What you will do: Here are some records. Copy each one exactly.

Data:
-- start --

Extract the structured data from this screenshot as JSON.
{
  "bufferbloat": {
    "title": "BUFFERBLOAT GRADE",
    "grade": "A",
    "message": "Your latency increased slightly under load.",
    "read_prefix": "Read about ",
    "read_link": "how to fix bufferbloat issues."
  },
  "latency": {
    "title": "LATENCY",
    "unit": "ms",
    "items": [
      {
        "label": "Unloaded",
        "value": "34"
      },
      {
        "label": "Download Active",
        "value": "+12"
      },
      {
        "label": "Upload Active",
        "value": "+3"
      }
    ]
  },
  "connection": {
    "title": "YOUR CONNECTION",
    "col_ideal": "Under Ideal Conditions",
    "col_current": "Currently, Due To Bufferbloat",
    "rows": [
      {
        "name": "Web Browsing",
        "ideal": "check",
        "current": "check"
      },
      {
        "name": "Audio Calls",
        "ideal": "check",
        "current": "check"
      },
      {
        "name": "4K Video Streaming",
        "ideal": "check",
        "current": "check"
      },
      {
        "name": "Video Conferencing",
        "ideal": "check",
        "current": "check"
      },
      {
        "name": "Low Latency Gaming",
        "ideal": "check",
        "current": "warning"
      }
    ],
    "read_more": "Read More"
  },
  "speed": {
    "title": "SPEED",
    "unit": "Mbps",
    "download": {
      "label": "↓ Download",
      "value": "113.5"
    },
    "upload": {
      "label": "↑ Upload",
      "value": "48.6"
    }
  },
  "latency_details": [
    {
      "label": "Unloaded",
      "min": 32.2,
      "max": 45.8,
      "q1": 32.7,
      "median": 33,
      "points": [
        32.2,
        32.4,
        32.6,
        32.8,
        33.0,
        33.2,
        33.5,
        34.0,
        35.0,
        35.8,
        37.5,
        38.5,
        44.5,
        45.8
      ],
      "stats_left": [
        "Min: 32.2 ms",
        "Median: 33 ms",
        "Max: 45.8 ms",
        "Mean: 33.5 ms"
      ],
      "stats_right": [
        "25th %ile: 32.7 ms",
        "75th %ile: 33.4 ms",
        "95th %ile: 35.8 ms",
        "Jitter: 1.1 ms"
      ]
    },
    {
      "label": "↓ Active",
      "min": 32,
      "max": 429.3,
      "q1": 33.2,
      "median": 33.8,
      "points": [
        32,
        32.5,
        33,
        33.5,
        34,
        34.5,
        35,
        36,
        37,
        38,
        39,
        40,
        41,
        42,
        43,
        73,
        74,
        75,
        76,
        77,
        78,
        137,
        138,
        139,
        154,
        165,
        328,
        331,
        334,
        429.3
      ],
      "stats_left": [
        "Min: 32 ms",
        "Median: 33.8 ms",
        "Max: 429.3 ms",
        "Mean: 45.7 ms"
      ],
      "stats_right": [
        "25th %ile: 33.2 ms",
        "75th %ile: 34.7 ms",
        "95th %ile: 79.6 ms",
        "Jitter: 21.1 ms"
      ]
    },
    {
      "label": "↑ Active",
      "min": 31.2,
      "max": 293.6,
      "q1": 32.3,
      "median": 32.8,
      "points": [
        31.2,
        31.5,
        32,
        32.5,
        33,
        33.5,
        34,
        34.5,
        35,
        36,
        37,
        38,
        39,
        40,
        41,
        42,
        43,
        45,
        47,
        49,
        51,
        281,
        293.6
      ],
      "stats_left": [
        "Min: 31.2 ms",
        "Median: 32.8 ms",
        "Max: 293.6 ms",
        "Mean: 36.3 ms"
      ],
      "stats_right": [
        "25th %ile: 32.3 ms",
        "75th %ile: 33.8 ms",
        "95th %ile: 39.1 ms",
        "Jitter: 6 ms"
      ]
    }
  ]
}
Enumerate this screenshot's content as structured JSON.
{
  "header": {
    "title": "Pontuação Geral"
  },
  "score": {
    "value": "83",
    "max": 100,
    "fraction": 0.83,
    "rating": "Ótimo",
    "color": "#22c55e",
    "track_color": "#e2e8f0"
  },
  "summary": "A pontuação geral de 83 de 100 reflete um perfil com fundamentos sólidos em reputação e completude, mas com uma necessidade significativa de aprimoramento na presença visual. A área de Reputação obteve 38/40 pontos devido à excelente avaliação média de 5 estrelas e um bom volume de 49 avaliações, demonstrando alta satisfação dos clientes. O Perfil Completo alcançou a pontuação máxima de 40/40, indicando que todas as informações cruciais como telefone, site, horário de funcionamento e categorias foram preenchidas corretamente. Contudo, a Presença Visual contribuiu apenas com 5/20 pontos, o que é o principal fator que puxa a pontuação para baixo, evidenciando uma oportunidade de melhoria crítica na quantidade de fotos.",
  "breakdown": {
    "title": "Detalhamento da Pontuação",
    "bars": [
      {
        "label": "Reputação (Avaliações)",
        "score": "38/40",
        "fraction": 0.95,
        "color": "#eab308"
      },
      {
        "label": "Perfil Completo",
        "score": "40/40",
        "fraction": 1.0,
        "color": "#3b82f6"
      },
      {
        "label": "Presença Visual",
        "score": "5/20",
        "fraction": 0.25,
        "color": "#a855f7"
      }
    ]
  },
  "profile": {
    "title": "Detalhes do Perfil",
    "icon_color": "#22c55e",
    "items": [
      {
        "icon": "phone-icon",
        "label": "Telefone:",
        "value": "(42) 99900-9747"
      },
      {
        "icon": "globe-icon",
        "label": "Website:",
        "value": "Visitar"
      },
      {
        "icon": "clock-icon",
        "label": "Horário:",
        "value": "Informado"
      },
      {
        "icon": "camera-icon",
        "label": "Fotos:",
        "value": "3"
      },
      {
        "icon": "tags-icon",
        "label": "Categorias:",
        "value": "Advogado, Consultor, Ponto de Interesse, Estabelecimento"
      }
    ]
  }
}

-- end --

Reply:
Extract the structured data from this screenshot as JSON.
{
  "bufferbloat": {
    "title": "BUFFERBLOAT GRADE",
    "grade": "A",
    "message": "Your latency increased slightly under load.",
    "read_prefix": "Read about ",
    "read_link": "how to fix bufferbloat issues."
  },
  "latency": {
    "title": "LATENCY",
    "unit": "ms",
    "items": [
      {
        "label": "Unloaded",
        "value": "34"
      },
      {
        "label": "Download Active",
        "value": "+12"
      },
      {
        "label": "Upload Active",
        "value": "+3"
      }
    ]
  },
  "connection": {
    "title": "YOUR CONNECTION",
    "col_ideal": "Under Ideal Conditions",
    "col_current": "Currently, Due To Bufferbloat",
    "rows": [
      {
        "name": "Web Browsing",
        "ideal": "check",
        "current": "check"
      },
      {
        "name": "Audio Calls",
        "ideal": "check",
        "current": "check"
      },
      {
        "name": "4K Video Streaming",
        "ideal": "check",
        "current": "check"
      },
      {
        "name": "Video Conferencing",
        "ideal": "check",
        "current": "check"
      },
      {
        "name": "Low Latency Gaming",
        "ideal": "check",
        "current": "warning"
      }
    ],
    "read_more": "Read More"
  },
  "speed": {
    "title": "SPEED",
    "unit": "Mbps",
    "download": {
      "label": "↓ Download",
      "value": "113.5"
    },
    "upload": {
      "label": "↑ Upload",
      "value": "48.6"
    }
  },
  "latency_details": [
    {
      "label": "Unloaded",
      "min": 32.2,
      "max": 45.8,
      "q1": 32.7,
      "median": 33,
      "points": [
        32.2,
        32.4,
        32.6,
        32.8,
        33.0,
        33.2,
        33.5,
        34.0,
        35.0,
        35.8,
        37.5,
        38.5,
        44.5,
        45.8
      ],
      "stats_left": [
        "Min: 32.2 ms",
        "Median: 33 ms",
        "Max: 45.8 ms",
        "Mean: 33.5 ms"
      ],
      "stats_right": [
        "25th %ile: 32.7 ms",
        "75th %ile: 33.4 ms",
        "95th %ile: 35.8 ms",
        "Jitter: 1.1 ms"
      ]
    },
    {
      "label": "↓ Active",
      "min": 32,
      "max": 429.3,
      "q1": 33.2,
      "median": 33.8,
      "points": [
        32,
        32.5,
        33,
        33.5,
        34,
        34.5,
        35,
        36,
        37,
        38,
        39,
        40,
        41,
        42,
        43,
        73,
        74,
        75,
        76,
        77,
        78,
        137,
        138,
        139,
        154,
        165,
        328,
        331,
        334,
        429.3
      ],
      "stats_left": [
        "Min: 32 ms",
        "Median: 33.8 ms",
        "Max: 429.3 ms",
        "Mean: 45.7 ms"
      ],
      "stats_right": [
        "25th %ile: 33.2 ms",
        "75th %ile: 34.7 ms",
        "95th %ile: 79.6 ms",
        "Jitter: 21.1 ms"
      ]
    },
    {
      "label": "↑ Active",
      "min": 31.2,
      "max": 293.6,
      "q1": 32.3,
      "median": 32.8,
      "points": [
        31.2,
        31.5,
        32,
        32.5,
        33,
        33.5,
        34,
        34.5,
        35,
        36,
        37,
        38,
        39,
        40,
        41,
        42,
        43,
        45,
        47,
        49,
        51,
        281,
        293.6
      ],
      "stats_left": [
        "Min: 31.2 ms",
        "Median: 32.8 ms",
        "Max: 293.6 ms",
        "Mean: 36.3 ms"
      ],
      "stats_right": [
        "25th %ile: 32.3 ms",
        "75th %ile: 33.8 ms",
        "95th %ile: 39.1 ms",
        "Jitter: 6 ms"
      ]
    }
  ]
}
Enumerate this screenshot's content as structured JSON.
{
  "header": {
    "title": "Pontuação Geral"
  },
  "score": {
    "value": "83",
    "max": 100,
    "fraction": 0.83,
    "rating": "Ótimo",
    "color": "#22c55e",
    "track_color": "#e2e8f0"
  },
  "summary": "A pontuação geral de 83 de 100 reflete um perfil com fundamentos sólidos em reputação e completude, mas com uma necessidade significativa de aprimoramento na presença visual. A área de Reputação obteve 38/40 pontos devido à excelente avaliação média de 5 estrelas e um bom volume de 49 avaliações, demonstrando alta satisfação dos clientes. O Perfil Completo alcançou a pontuação máxima de 40/40, indicando que todas as informações cruciais como telefone, site, horário de funcionamento e categorias foram preenchidas corretamente. Contudo, a Presença Visual contribuiu apenas com 5/20 pontos, o que é o principal fator que puxa a pontuação para baixo, evidenciando uma oportunidade de melhoria crítica na quantidade de fotos.",
  "breakdown": {
    "title": "Detalhamento da Pontuação",
    "bars": [
      {
        "label": "Reputação (Avaliações)",
        "score": "38/40",
        "fraction": 0.95,
        "color": "#eab308"
      },
      {
        "label": "Perfil Completo",
        "score": "40/40",
        "fraction": 1.0,
        "color": "#3b82f6"
      },
      {
        "label": "Presença Visual",
        "score": "5/20",
        "fraction": 0.25,
        "color": "#a855f7"
      }
    ]
  },
  "profile": {
    "title": "Detalhes do Perfil",
    "icon_color": "#22c55e",
    "items": [
      {
        "icon": "phone-icon",
        "label": "Telefone:",
        "value": "(42) 99900-9747"
      },
      {
        "icon": "globe-icon",
        "label": "Website:",
        "value": "Visitar"
      },
      {
        "icon": "clock-icon",
        "label": "Horário:",
        "value": "Informado"
      },
      {
        "icon": "camera-icon",
        "label": "Fotos:",
        "value": "3"
      },
      {
        "icon": "tags-icon",
        "label": "Categorias:",
        "value": "Advogado, Consultor, Ponto de Interesse, Estabelecimento"
      }
    ]
  }
}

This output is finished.